Repeat the whole listing exactly.

Records supplied -

========================================

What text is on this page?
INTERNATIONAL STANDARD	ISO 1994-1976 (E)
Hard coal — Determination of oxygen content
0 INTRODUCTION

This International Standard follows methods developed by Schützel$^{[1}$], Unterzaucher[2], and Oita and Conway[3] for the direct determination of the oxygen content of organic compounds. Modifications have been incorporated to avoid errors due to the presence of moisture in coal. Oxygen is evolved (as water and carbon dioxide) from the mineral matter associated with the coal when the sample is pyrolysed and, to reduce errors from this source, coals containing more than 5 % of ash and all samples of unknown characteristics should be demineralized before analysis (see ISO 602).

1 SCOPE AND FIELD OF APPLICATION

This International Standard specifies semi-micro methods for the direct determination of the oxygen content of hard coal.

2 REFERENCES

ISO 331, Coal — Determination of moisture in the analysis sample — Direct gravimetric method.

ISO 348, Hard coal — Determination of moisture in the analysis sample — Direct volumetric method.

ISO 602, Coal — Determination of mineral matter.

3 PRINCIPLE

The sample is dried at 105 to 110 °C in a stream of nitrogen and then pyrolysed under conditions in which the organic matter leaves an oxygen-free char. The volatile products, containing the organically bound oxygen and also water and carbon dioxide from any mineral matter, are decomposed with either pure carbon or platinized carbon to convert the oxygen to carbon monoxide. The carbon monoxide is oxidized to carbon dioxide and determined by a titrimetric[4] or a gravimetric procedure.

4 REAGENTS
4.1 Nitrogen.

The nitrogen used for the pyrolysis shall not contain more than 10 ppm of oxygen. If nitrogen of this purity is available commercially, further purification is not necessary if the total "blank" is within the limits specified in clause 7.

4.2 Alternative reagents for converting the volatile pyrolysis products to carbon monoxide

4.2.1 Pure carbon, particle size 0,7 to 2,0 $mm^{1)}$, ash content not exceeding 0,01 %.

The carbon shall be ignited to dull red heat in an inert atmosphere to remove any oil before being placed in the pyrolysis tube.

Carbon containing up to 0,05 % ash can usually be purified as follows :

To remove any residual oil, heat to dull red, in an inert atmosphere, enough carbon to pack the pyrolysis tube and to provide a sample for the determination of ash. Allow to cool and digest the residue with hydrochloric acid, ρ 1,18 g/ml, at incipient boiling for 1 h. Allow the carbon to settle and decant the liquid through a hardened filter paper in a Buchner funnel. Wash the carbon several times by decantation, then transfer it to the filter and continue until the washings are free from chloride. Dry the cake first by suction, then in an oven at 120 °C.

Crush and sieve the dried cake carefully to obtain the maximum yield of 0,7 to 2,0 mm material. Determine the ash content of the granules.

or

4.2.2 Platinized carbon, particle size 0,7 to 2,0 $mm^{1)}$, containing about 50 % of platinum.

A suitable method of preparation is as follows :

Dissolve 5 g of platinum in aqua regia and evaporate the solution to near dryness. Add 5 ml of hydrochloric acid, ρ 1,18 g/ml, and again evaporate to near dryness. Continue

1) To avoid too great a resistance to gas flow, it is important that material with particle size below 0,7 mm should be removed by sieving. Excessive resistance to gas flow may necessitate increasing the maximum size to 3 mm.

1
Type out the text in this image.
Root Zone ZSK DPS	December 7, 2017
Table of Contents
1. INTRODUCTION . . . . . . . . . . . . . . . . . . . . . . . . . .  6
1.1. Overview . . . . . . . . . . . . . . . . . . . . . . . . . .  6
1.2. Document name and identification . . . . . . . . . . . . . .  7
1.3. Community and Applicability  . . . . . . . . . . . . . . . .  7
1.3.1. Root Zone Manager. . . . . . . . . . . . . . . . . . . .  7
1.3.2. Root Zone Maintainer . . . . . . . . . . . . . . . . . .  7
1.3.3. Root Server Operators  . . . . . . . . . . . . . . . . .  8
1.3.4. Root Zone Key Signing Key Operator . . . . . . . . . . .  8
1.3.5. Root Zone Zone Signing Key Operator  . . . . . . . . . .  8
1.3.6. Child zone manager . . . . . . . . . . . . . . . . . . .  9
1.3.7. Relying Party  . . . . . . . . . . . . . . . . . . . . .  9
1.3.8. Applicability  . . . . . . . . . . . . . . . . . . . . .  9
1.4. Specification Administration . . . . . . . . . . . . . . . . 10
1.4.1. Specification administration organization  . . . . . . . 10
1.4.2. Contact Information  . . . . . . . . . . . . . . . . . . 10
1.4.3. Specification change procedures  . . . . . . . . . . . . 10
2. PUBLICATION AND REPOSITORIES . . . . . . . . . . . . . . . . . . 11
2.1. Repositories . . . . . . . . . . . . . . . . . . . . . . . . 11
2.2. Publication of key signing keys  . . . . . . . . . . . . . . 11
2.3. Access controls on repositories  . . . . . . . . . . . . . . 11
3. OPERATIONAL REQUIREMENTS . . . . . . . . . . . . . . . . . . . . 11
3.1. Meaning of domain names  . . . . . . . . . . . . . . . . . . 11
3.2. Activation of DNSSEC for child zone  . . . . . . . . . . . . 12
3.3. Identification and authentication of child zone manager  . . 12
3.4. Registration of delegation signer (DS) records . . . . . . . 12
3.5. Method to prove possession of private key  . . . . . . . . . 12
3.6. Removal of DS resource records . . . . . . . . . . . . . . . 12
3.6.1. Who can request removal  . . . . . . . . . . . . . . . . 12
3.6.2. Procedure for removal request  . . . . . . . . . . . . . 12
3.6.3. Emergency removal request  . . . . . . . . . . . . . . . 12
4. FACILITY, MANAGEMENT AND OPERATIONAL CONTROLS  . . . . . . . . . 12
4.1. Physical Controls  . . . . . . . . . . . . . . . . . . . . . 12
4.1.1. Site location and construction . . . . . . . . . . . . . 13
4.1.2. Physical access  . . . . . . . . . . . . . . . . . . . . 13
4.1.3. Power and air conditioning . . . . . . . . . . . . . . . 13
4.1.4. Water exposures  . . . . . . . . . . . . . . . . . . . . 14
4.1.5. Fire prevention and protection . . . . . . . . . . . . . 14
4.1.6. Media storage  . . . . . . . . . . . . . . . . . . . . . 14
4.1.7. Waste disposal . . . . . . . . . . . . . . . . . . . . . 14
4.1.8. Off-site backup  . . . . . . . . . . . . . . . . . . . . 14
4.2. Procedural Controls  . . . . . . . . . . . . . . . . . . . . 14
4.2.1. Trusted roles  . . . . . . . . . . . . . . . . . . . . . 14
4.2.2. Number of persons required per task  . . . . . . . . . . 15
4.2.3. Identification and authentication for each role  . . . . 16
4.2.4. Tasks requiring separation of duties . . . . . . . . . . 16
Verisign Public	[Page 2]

========================================

Task output -
What text is on this page?
INTERNATIONAL STANDARD	ISO 1994-1976 (E)
Hard coal — Determination of oxygen content
0 INTRODUCTION

This International Standard follows methods developed by Schützel$^{[1}$], Unterzaucher[2], and Oita and Conway[3] for the direct determination of the oxygen content of organic compounds. Modifications have been incorporated to avoid errors due to the presence of moisture in coal. Oxygen is evolved (as water and carbon dioxide) from the mineral matter associated with the coal when the sample is pyrolysed and, to reduce errors from this source, coals containing more than 5 % of ash and all samples of unknown characteristics should be demineralized before analysis (see ISO 602).

1 SCOPE AND FIELD OF APPLICATION

This International Standard specifies semi-micro methods for the direct determination of the oxygen content of hard coal.

2 REFERENCES

ISO 331, Coal — Determination of moisture in the analysis sample — Direct gravimetric method.

ISO 348, Hard coal — Determination of moisture in the analysis sample — Direct volumetric method.

ISO 602, Coal — Determination of mineral matter.

3 PRINCIPLE

The sample is dried at 105 to 110 °C in a stream of nitrogen and then pyrolysed under conditions in which the organic matter leaves an oxygen-free char. The volatile products, containing the organically bound oxygen and also water and carbon dioxide from any mineral matter, are decomposed with either pure carbon or platinized carbon to convert the oxygen to carbon monoxide. The carbon monoxide is oxidized to carbon dioxide and determined by a titrimetric[4] or a gravimetric procedure.

4 REAGENTS
4.1 Nitrogen.

The nitrogen used for the pyrolysis shall not contain more than 10 ppm of oxygen. If nitrogen of this purity is available commercially, further purification is not necessary if the total "blank" is within the limits specified in clause 7.

4.2 Alternative reagents for converting the volatile pyrolysis products to carbon monoxide

4.2.1 Pure carbon, particle size 0,7 to 2,0 $mm^{1)}$, ash content not exceeding 0,01 %.

The carbon shall be ignited to dull red heat in an inert atmosphere to remove any oil before being placed in the pyrolysis tube.

Carbon containing up to 0,05 % ash can usually be purified as follows :

To remove any residual oil, heat to dull red, in an inert atmosphere, enough carbon to pack the pyrolysis tube and to provide a sample for the determination of ash. Allow to cool and digest the residue with hydrochloric acid, ρ 1,18 g/ml, at incipient boiling for 1 h. Allow the carbon to settle and decant the liquid through a hardened filter paper in a Buchner funnel. Wash the carbon several times by decantation, then transfer it to the filter and continue until the washings are free from chloride. Dry the cake first by suction, then in an oven at 120 °C.

Crush and sieve the dried cake carefully to obtain the maximum yield of 0,7 to 2,0 mm material. Determine the ash content of the granules.

or

4.2.2 Platinized carbon, particle size 0,7 to 2,0 $mm^{1)}$, containing about 50 % of platinum.

A suitable method of preparation is as follows :

Dissolve 5 g of platinum in aqua regia and evaporate the solution to near dryness. Add 5 ml of hydrochloric acid, ρ 1,18 g/ml, and again evaporate to near dryness. Continue

1) To avoid too great a resistance to gas flow, it is important that material with particle size below 0,7 mm should be removed by sieving. Excessive resistance to gas flow may necessitate increasing the maximum size to 3 mm.

1
Type out the text in this image.
Root Zone ZSK DPS	December 7, 2017
Table of Contents
1. INTRODUCTION . . . . . . . . . . . . . . . . . . . . . . . . . .  6
1.1. Overview . . . . . . . . . . . . . . . . . . . . . . . . . .  6
1.2. Document name and identification . . . . . . . . . . . . . .  7
1.3. Community and Applicability  . . . . . . . . . . . . . . . .  7
1.3.1. Root Zone Manager. . . . . . . . . . . . . . . . . . . .  7
1.3.2. Root Zone Maintainer . . . . . . . . . . . . . . . . . .  7
1.3.3. Root Server Operators  . . . . . . . . . . . . . . . . .  8
1.3.4. Root Zone Key Signing Key Operator . . . . . . . . . . .  8
1.3.5. Root Zone Zone Signing Key Operator  . . . . . . . . . .  8
1.3.6. Child zone manager . . . . . . . . . . . . . . . . . . .  9
1.3.7. Relying Party  . . . . . . . . . . . . . . . . . . . . .  9
1.3.8. Applicability  . . . . . . . . . . . . . . . . . . . . .  9
1.4. Specification Administration . . . . . . . . . . . . . . . . 10
1.4.1. Specification administration organization  . . . . . . . 10
1.4.2. Contact Information  . . . . . . . . . . . . . . . . . . 10
1.4.3. Specification change procedures  . . . . . . . . . . . . 10
2. PUBLICATION AND REPOSITORIES . . . . . . . . . . . . . . . . . . 11
2.1. Repositories . . . . . . . . . . . . . . . . . . . . . . . . 11
2.2. Publication of key signing keys  . . . . . . . . . . . . . . 11
2.3. Access controls on repositories  . . . . . . . . . . . . . . 11
3. OPERATIONAL REQUIREMENTS . . . . . . . . . . . . . . . . . . . . 11
3.1. Meaning of domain names  . . . . . . . . . . . . . . . . . . 11
3.2. Activation of DNSSEC for child zone  . . . . . . . . . . . . 12
3.3. Identification and authentication of child zone manager  . . 12
3.4. Registration of delegation signer (DS) records . . . . . . . 12
3.5. Method to prove possession of private key  . . . . . . . . . 12
3.6. Removal of DS resource records . . . . . . . . . . . . . . . 12
3.6.1. Who can request removal  . . . . . . . . . . . . . . . . 12
3.6.2. Procedure for removal request  . . . . . . . . . . . . . 12
3.6.3. Emergency removal request  . . . . . . . . . . . . . . . 12
4. FACILITY, MANAGEMENT AND OPERATIONAL CONTROLS  . . . . . . . . . 12
4.1. Physical Controls  . . . . . . . . . . . . . . . . . . . . . 12
4.1.1. Site location and construction . . . . . . . . . . . . . 13
4.1.2. Physical access  . . . . . . . . . . . . . . . . . . . . 13
4.1.3. Power and air conditioning . . . . . . . . . . . . . . . 13
4.1.4. Water exposures  . . . . . . . . . . . . . . . . . . . . 14
4.1.5. Fire prevention and protection . . . . . . . . . . . . . 14
4.1.6. Media storage  . . . . . . . . . . . . . . . . . . . . . 14
4.1.7. Waste disposal . . . . . . . . . . . . . . . . . . . . . 14
4.1.8. Off-site backup  . . . . . . . . . . . . . . . . . . . . 14
4.2. Procedural Controls  . . . . . . . . . . . . . . . . . . . . 14
4.2.1. Trusted roles  . . . . . . . . . . . . . . . . . . . . . 14
4.2.2. Number of persons required per task  . . . . . . . . . . 15
4.2.3. Identification and authentication for each role  . . . . 16
4.2.4. Tasks requiring separation of duties . . . . . . . . . . 16
Verisign Public	[Page 2]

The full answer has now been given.